===== Excerpted data =====

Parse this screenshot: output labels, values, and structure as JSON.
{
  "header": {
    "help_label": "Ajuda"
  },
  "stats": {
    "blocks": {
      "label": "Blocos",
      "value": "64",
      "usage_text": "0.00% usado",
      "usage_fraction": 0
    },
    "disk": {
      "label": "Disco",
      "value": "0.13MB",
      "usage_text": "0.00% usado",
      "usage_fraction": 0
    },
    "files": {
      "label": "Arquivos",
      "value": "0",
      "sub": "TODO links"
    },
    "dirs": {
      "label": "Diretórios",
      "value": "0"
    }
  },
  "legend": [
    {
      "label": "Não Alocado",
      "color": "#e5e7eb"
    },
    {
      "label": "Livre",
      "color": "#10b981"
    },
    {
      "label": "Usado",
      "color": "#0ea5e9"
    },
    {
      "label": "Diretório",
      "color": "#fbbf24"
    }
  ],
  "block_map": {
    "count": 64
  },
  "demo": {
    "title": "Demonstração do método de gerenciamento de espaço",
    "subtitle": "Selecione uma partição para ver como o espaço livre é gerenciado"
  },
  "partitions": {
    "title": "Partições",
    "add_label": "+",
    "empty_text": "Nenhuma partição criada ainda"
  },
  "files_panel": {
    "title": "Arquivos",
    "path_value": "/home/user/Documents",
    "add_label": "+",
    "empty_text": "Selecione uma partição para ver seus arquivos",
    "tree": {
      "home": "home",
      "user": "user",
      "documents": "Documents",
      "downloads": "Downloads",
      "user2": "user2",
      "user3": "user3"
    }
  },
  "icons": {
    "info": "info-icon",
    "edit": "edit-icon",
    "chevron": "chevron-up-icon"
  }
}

=====

What needs to be done:
Would you give the material above again, complete and exact?

Finished answer:
Parse this screenshot: output labels, values, and structure as JSON.
{
  "header": {
    "help_label": "Ajuda"
  },
  "stats": {
    "blocks": {
      "label": "Blocos",
      "value": "64",
      "usage_text": "0.00% usado",
      "usage_fraction": 0
    },
    "disk": {
      "label": "Disco",
      "value": "0.13MB",
      "usage_text": "0.00% usado",
      "usage_fraction": 0
    },
    "files": {
      "label": "Arquivos",
      "value": "0",
      "sub": "TODO links"
    },
    "dirs": {
      "label": "Diretórios",
      "value": "0"
    }
  },
  "legend": [
    {
      "label": "Não Alocado",
      "color": "#e5e7eb"
    },
    {
      "label": "Livre",
      "color": "#10b981"
    },
    {
      "label": "Usado",
      "color": "#0ea5e9"
    },
    {
      "label": "Diretório",
      "color": "#fbbf24"
    }
  ],
  "block_map": {
    "count": 64
  },
  "demo": {
    "title": "Demonstração do método de gerenciamento de espaço",
    "subtitle": "Selecione uma partição para ver como o espaço livre é gerenciado"
  },
  "partitions": {
    "title": "Partições",
    "add_label": "+",
    "empty_text": "Nenhuma partição criada ainda"
  },
  "files_panel": {
    "title": "Arquivos",
    "path_value": "/home/user/Documents",
    "add_label": "+",
    "empty_text": "Selecione uma partição para ver seus arquivos",
    "tree": {
      "home": "home",
      "user": "user",
      "documents": "Documents",
      "downloads": "Downloads",
      "user2": "user2",
      "user3": "user3"
    }
  },
  "icons": {
    "info": "info-icon",
    "edit": "edit-icon",
    "chevron": "chevron-up-icon"
  }
}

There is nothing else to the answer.